Written task =>
Provide the records once more, identical to the original.

---

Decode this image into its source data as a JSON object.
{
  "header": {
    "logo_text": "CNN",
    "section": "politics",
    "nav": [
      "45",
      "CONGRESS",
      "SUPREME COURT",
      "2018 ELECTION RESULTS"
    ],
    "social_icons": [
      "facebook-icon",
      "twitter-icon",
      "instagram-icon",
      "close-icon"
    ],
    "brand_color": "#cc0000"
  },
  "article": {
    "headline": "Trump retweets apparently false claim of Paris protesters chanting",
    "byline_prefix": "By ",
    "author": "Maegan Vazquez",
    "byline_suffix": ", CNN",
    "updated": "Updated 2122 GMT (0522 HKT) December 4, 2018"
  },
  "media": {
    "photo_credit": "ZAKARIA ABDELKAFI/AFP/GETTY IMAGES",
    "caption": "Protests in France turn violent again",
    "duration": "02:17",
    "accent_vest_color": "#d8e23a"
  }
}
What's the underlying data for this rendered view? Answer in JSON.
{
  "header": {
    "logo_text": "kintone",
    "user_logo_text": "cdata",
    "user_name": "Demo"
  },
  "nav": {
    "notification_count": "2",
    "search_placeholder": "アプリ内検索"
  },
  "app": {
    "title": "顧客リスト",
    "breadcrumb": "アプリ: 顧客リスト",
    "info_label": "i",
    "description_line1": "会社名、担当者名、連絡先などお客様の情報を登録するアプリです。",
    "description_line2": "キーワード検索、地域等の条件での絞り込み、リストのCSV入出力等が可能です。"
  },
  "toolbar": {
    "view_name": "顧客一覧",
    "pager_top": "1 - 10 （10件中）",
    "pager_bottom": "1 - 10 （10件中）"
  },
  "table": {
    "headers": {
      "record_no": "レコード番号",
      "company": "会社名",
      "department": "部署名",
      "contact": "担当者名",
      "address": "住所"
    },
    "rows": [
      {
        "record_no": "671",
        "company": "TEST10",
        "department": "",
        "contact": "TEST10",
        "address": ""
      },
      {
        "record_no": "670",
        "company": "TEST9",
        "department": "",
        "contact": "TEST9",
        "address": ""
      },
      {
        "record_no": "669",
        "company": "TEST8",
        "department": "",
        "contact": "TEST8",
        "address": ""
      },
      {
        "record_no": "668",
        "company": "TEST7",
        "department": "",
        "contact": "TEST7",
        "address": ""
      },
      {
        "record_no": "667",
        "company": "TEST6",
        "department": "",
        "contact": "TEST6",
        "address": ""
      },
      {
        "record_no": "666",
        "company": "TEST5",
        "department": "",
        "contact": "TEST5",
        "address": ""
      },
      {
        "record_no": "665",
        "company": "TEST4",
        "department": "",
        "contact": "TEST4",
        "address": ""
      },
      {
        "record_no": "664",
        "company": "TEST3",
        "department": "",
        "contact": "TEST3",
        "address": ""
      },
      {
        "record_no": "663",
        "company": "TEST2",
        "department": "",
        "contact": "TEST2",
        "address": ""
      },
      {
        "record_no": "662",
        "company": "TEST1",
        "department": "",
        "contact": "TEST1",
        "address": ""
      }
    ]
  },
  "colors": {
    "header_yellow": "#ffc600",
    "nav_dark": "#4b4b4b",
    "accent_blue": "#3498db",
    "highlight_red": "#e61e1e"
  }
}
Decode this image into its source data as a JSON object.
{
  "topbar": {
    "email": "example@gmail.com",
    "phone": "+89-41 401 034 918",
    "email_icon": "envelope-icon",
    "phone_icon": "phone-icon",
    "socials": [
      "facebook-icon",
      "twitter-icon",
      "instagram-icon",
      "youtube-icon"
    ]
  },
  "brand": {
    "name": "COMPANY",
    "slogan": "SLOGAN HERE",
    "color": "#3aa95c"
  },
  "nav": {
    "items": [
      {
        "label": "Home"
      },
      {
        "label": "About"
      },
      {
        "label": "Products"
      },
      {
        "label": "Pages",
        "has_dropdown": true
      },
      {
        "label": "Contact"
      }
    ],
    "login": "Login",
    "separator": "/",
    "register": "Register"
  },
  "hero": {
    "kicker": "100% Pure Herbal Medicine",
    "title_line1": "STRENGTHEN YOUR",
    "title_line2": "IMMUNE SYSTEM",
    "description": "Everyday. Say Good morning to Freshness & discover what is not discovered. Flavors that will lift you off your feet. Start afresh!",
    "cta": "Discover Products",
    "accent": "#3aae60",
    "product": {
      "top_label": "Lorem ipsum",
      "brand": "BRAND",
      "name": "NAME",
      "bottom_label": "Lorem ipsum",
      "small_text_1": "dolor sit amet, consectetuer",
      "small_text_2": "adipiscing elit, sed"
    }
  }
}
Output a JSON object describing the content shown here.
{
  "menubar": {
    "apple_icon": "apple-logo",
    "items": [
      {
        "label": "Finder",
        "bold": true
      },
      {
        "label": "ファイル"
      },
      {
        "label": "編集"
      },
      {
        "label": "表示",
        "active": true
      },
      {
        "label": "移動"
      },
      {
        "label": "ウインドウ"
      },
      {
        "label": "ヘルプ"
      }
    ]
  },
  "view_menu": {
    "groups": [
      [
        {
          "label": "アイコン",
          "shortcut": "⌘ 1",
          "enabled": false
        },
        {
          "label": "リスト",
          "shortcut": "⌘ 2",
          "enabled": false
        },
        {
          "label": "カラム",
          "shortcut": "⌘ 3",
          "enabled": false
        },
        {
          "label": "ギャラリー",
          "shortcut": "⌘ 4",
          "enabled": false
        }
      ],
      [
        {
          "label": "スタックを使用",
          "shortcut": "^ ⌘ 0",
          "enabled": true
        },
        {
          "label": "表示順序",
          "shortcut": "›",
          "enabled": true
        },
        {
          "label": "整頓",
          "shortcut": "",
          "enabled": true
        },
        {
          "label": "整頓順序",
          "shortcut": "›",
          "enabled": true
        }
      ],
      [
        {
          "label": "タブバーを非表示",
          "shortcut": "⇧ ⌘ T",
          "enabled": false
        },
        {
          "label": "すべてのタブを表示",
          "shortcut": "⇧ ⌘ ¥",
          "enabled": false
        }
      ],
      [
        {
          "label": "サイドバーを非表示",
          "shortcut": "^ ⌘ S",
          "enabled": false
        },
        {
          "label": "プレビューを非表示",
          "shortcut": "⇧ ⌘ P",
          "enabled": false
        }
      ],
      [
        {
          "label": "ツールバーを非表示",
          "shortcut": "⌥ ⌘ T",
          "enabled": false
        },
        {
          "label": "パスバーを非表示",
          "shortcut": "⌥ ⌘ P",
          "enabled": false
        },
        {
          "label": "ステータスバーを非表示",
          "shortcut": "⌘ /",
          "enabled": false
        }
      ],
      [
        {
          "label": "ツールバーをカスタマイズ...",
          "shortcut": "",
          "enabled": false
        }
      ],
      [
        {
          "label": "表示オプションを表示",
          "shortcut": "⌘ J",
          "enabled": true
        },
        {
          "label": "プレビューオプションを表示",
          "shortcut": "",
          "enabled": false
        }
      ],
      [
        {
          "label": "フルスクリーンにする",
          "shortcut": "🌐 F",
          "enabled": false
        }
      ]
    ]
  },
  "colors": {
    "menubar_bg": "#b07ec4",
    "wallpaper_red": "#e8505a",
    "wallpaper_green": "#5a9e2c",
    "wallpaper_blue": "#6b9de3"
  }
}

---

Output of the exercise =>
Decode this image into its source data as a JSON object.
{
  "header": {
    "logo_text": "CNN",
    "section": "politics",
    "nav": [
      "45",
      "CONGRESS",
      "SUPREME COURT",
      "2018 ELECTION RESULTS"
    ],
    "social_icons": [
      "facebook-icon",
      "twitter-icon",
      "instagram-icon",
      "close-icon"
    ],
    "brand_color": "#cc0000"
  },
  "article": {
    "headline": "Trump retweets apparently false claim of Paris protesters chanting",
    "byline_prefix": "By ",
    "author": "Maegan Vazquez",
    "byline_suffix": ", CNN",
    "updated": "Updated 2122 GMT (0522 HKT) December 4, 2018"
  },
  "media": {
    "photo_credit": "ZAKARIA ABDELKAFI/AFP/GETTY IMAGES",
    "caption": "Protests in France turn violent again",
    "duration": "02:17",
    "accent_vest_color": "#d8e23a"
  }
}
What's the underlying data for this rendered view? Answer in JSON.
{
  "header": {
    "logo_text": "kintone",
    "user_logo_text": "cdata",
    "user_name": "Demo"
  },
  "nav": {
    "notification_count": "2",
    "search_placeholder": "アプリ内検索"
  },
  "app": {
    "title": "顧客リスト",
    "breadcrumb": "アプリ: 顧客リスト",
    "info_label": "i",
    "description_line1": "会社名、担当者名、連絡先などお客様の情報を登録するアプリです。",
    "description_line2": "キーワード検索、地域等の条件での絞り込み、リストのCSV入出力等が可能です。"
  },
  "toolbar": {
    "view_name": "顧客一覧",
    "pager_top": "1 - 10 （10件中）",
    "pager_bottom": "1 - 10 （10件中）"
  },
  "table": {
    "headers": {
      "record_no": "レコード番号",
      "company": "会社名",
      "department": "部署名",
      "contact": "担当者名",
      "address": "住所"
    },
    "rows": [
      {
        "record_no": "671",
        "company": "TEST10",
        "department": "",
        "contact": "TEST10",
        "address": ""
      },
      {
        "record_no": "670",
        "company": "TEST9",
        "department": "",
        "contact": "TEST9",
        "address": ""
      },
      {
        "record_no": "669",
        "company": "TEST8",
        "department": "",
        "contact": "TEST8",
        "address": ""
      },
      {
        "record_no": "668",
        "company": "TEST7",
        "department": "",
        "contact": "TEST7",
        "address": ""
      },
      {
        "record_no": "667",
        "company": "TEST6",
        "department": "",
        "contact": "TEST6",
        "address": ""
      },
      {
        "record_no": "666",
        "company": "TEST5",
        "department": "",
        "contact": "TEST5",
        "address": ""
      },
      {
        "record_no": "665",
        "company": "TEST4",
        "department": "",
        "contact": "TEST4",
        "address": ""
      },
      {
        "record_no": "664",
        "company": "TEST3",
        "department": "",
        "contact": "TEST3",
        "address": ""
      },
      {
        "record_no": "663",
        "company": "TEST2",
        "department": "",
        "contact": "TEST2",
        "address": ""
      },
      {
        "record_no": "662",
        "company": "TEST1",
        "department": "",
        "contact": "TEST1",
        "address": ""
      }
    ]
  },
  "colors": {
    "header_yellow": "#ffc600",
    "nav_dark": "#4b4b4b",
    "accent_blue": "#3498db",
    "highlight_red": "#e61e1e"
  }
}
Decode this image into its source data as a JSON object.
{
  "topbar": {
    "email": "example@gmail.com",
    "phone": "+89-41 401 034 918",
    "email_icon": "envelope-icon",
    "phone_icon": "phone-icon",
    "socials": [
      "facebook-icon",
      "twitter-icon",
      "instagram-icon",
      "youtube-icon"
    ]
  },
  "brand": {
    "name": "COMPANY",
    "slogan": "SLOGAN HERE",
    "color": "#3aa95c"
  },
  "nav": {
    "items": [
      {
        "label": "Home"
      },
      {
        "label": "About"
      },
      {
        "label": "Products"
      },
      {
        "label": "Pages",
        "has_dropdown": true
      },
      {
        "label": "Contact"
      }
    ],
    "login": "Login",
    "separator": "/",
    "register": "Register"
  },
  "hero": {
    "kicker": "100% Pure Herbal Medicine",
    "title_line1": "STRENGTHEN YOUR",
    "title_line2": "IMMUNE SYSTEM",
    "description": "Everyday. Say Good morning to Freshness & discover what is not discovered. Flavors that will lift you off your feet. Start afresh!",
    "cta": "Discover Products",
    "accent": "#3aae60",
    "product": {
      "top_label": "Lorem ipsum",
      "brand": "BRAND",
      "name": "NAME",
      "bottom_label": "Lorem ipsum",
      "small_text_1": "dolor sit amet, consectetuer",
      "small_text_2": "adipiscing elit, sed"
    }
  }
}
Output a JSON object describing the content shown here.
{
  "menubar": {
    "apple_icon": "apple-logo",
    "items": [
      {
        "label": "Finder",
        "bold": true
      },
      {
        "label": "ファイル"
      },
      {
        "label": "編集"
      },
      {
        "label": "表示",
        "active": true
      },
      {
        "label": "移動"
      },
      {
        "label": "ウインドウ"
      },
      {
        "label": "ヘルプ"
      }
    ]
  },
  "view_menu": {
    "groups": [
      [
        {
          "label": "アイコン",
          "shortcut": "⌘ 1",
          "enabled": false
        },
        {
          "label": "リスト",
          "shortcut": "⌘ 2",
          "enabled": false
        },
        {
          "label": "カラム",
          "shortcut": "⌘ 3",
          "enabled": false
        },
        {
          "label": "ギャラリー",
          "shortcut": "⌘ 4",
          "enabled": false
        }
      ],
      [
        {
          "label": "スタックを使用",
          "shortcut": "^ ⌘ 0",
          "enabled": true
        },
        {
          "label": "表示順序",
          "shortcut": "›",
          "enabled": true
        },
        {
          "label": "整頓",
          "shortcut": "",
          "enabled": true
        },
        {
          "label": "整頓順序",
          "shortcut": "›",
          "enabled": true
        }
      ],
      [
        {
          "label": "タブバーを非表示",
          "shortcut": "⇧ ⌘ T",
          "enabled": false
        },
        {
          "label": "すべてのタブを表示",
          "shortcut": "⇧ ⌘ ¥",
          "enabled": false
        }
      ],
      [
        {
          "label": "サイドバーを非表示",
          "shortcut": "^ ⌘ S",
          "enabled": false
        },
        {
          "label": "プレビューを非表示",
          "shortcut": "⇧ ⌘ P",
          "enabled": false
        }
      ],
      [
        {
          "label": "ツールバーを非表示",
          "shortcut": "⌥ ⌘ T",
          "enabled": false
        },
        {
          "label": "パスバーを非表示",
          "shortcut": "⌥ ⌘ P",
          "enabled": false
        },
        {
          "label": "ステータスバーを非表示",
          "shortcut": "⌘ /",
          "enabled": false
        }
      ],
      [
        {
          "label": "ツールバーをカスタマイズ...",
          "shortcut": "",
          "enabled": false
        }
      ],
      [
        {
          "label": "表示オプションを表示",
          "shortcut": "⌘ J",
          "enabled": true
        },
        {
          "label": "プレビューオプションを表示",
          "shortcut": "",
          "enabled": false
        }
      ],
      [
        {
          "label": "フルスクリーンにする",
          "shortcut": "🌐 F",
          "enabled": false
        }
      ]
    ]
  },
  "colors": {
    "menubar_bg": "#b07ec4",
    "wallpaper_red": "#e8505a",
    "wallpaper_green": "#5a9e2c",
    "wallpaper_blue": "#6b9de3"
  }
}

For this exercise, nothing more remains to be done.